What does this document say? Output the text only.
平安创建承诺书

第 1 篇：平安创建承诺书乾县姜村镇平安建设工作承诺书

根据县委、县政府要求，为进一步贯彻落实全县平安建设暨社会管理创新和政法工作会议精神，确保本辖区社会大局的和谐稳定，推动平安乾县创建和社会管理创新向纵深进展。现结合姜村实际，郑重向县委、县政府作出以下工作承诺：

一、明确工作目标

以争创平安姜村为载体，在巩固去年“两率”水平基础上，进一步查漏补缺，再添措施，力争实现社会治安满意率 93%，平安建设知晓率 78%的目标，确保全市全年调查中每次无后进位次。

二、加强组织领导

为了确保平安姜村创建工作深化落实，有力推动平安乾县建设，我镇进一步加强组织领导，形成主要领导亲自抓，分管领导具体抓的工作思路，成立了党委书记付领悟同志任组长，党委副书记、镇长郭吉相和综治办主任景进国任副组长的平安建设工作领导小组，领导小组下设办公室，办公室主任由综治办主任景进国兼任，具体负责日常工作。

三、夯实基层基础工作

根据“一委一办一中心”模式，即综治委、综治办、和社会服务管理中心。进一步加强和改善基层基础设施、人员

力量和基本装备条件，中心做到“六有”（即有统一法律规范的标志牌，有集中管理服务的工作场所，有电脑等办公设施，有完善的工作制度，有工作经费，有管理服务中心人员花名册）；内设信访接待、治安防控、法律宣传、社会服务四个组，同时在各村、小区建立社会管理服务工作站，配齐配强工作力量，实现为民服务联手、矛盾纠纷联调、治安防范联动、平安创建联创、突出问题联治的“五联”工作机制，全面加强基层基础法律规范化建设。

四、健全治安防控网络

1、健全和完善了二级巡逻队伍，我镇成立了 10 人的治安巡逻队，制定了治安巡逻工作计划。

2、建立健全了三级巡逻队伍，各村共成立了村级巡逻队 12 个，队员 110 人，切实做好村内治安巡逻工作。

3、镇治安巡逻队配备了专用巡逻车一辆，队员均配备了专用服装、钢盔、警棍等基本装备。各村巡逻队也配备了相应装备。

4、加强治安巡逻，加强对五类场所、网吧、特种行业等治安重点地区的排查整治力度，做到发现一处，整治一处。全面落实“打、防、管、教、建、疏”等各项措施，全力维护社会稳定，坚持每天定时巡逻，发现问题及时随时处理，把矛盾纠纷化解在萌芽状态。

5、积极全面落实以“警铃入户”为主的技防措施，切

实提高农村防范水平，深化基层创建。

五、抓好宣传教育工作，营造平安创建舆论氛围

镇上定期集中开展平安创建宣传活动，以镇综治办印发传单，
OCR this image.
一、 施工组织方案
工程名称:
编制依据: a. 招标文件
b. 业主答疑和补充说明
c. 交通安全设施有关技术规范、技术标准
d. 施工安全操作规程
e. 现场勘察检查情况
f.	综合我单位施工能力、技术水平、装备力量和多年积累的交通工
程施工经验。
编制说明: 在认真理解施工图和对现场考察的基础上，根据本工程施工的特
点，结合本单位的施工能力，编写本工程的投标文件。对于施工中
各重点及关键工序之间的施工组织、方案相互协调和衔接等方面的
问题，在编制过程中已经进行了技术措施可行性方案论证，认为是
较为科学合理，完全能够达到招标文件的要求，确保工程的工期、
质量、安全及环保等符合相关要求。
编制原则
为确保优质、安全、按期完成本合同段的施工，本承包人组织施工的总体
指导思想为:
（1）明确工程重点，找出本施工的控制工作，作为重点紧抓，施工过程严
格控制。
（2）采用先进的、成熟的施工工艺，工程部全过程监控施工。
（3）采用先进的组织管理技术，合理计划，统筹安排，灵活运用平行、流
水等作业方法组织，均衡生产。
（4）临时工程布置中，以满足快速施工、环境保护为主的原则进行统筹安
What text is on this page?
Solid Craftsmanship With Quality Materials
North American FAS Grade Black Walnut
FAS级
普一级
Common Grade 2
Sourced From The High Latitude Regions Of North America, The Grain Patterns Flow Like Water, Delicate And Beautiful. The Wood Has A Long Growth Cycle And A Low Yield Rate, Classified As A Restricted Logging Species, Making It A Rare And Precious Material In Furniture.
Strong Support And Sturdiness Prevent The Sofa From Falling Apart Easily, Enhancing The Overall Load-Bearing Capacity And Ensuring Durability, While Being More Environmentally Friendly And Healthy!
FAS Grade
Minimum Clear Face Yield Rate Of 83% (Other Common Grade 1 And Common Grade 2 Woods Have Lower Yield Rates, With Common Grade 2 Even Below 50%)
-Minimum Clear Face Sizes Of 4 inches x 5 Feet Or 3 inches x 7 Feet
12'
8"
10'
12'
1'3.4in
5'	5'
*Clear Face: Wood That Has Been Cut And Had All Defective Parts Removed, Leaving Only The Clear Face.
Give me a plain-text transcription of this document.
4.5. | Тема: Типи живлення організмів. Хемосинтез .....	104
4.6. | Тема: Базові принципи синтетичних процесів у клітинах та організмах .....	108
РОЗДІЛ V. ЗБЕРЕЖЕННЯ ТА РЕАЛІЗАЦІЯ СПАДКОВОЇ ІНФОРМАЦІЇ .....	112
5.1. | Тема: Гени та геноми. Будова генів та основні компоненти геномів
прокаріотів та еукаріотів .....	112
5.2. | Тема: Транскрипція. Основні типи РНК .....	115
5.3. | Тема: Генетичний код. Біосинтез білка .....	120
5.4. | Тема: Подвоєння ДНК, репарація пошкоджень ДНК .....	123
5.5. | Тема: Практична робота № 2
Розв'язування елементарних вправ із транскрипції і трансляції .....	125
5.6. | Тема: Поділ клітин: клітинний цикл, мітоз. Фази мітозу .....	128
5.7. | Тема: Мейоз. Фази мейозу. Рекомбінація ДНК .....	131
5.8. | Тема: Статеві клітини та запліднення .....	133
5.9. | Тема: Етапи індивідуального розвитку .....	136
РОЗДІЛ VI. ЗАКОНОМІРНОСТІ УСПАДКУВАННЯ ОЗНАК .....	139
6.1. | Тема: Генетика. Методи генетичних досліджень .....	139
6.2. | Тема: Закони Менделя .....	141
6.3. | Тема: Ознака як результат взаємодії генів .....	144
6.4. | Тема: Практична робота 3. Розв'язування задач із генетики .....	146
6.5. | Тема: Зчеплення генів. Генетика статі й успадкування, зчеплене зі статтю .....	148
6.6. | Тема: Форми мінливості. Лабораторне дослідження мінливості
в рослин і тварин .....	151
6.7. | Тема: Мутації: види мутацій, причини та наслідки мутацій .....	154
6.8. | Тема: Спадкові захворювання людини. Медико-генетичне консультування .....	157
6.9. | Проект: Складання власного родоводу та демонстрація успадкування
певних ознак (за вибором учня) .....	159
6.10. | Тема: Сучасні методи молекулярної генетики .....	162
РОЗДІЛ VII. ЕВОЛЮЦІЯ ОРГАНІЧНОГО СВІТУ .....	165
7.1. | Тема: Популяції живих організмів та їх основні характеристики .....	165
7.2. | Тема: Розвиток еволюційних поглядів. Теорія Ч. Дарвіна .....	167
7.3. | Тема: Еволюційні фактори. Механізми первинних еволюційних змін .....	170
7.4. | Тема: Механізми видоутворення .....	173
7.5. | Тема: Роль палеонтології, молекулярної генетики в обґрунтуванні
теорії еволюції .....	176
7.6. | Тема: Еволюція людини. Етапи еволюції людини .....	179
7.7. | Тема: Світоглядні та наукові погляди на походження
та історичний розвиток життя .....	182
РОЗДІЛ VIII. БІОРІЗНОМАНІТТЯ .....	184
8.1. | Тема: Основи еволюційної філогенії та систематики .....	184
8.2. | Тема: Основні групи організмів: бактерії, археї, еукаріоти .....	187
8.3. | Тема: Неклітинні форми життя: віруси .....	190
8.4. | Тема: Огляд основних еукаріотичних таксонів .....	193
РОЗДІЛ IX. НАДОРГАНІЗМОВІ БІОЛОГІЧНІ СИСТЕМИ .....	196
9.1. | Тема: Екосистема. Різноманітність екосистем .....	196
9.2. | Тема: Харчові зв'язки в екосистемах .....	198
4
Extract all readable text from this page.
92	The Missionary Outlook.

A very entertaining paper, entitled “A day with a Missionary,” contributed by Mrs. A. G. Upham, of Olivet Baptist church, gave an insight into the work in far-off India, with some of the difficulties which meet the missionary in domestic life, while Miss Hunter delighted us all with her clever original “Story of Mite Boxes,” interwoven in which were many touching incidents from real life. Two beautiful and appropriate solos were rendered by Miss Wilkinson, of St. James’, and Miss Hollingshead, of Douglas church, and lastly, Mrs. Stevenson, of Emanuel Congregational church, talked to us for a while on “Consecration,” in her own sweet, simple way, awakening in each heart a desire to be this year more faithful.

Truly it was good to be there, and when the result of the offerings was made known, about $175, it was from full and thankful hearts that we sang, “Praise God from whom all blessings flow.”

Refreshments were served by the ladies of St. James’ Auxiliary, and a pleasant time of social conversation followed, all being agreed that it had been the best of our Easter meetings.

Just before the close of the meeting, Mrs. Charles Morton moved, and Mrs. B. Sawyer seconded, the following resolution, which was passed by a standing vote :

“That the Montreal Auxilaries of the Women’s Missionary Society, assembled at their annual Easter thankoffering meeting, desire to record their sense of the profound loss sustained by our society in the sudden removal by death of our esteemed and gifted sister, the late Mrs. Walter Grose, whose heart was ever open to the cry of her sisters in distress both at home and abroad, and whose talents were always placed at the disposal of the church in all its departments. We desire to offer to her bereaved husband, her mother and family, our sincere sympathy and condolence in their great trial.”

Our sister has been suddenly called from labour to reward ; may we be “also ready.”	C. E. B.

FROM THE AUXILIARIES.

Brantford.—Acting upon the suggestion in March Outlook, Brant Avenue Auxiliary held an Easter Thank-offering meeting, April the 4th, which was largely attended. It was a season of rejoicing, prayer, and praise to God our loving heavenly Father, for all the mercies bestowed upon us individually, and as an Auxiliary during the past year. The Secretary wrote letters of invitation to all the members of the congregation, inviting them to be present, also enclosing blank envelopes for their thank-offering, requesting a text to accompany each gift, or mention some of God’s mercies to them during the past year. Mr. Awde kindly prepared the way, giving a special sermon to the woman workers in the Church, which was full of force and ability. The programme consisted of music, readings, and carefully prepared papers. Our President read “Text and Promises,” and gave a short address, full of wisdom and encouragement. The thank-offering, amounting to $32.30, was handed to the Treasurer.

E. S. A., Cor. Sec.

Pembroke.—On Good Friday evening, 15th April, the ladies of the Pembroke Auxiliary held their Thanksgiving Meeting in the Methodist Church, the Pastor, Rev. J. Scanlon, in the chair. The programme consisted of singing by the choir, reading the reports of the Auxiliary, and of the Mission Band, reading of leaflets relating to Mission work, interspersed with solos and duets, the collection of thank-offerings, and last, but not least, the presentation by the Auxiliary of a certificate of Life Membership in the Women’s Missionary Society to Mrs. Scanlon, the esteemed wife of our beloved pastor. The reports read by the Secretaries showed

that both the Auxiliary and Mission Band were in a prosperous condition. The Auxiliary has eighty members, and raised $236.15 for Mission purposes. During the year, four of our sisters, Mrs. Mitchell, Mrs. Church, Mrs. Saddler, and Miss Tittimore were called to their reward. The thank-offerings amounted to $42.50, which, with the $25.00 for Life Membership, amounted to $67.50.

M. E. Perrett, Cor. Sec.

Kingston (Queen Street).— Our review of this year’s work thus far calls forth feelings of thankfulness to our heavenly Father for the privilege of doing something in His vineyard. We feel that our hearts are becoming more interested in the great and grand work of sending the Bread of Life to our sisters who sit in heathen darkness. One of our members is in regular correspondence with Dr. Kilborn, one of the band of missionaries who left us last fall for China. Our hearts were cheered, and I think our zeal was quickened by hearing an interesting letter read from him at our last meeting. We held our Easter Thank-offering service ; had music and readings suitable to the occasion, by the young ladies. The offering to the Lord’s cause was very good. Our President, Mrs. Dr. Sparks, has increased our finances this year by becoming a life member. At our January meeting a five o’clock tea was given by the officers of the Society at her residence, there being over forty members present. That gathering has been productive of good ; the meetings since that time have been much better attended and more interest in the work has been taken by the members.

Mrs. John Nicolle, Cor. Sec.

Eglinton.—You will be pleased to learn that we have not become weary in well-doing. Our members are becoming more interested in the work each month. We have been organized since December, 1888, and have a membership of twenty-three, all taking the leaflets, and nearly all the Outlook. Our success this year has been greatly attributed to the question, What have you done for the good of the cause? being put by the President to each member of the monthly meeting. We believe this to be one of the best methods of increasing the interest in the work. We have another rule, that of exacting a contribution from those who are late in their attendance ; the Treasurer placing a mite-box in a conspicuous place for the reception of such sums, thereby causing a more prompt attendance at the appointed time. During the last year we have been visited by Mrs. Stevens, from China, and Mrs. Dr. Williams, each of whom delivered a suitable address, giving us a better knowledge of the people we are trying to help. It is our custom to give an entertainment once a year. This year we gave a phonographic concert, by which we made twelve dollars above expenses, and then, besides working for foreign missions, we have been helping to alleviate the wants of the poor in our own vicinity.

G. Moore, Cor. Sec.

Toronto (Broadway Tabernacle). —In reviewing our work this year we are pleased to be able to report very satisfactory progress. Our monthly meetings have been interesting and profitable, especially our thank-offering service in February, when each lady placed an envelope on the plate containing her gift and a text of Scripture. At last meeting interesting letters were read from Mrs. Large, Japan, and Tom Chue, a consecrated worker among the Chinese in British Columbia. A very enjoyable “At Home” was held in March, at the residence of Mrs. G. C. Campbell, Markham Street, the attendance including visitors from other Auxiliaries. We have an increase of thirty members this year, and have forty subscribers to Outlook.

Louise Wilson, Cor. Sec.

....

From the material given, work out how many lines hold the string "reward"; state that number and nothing further.

2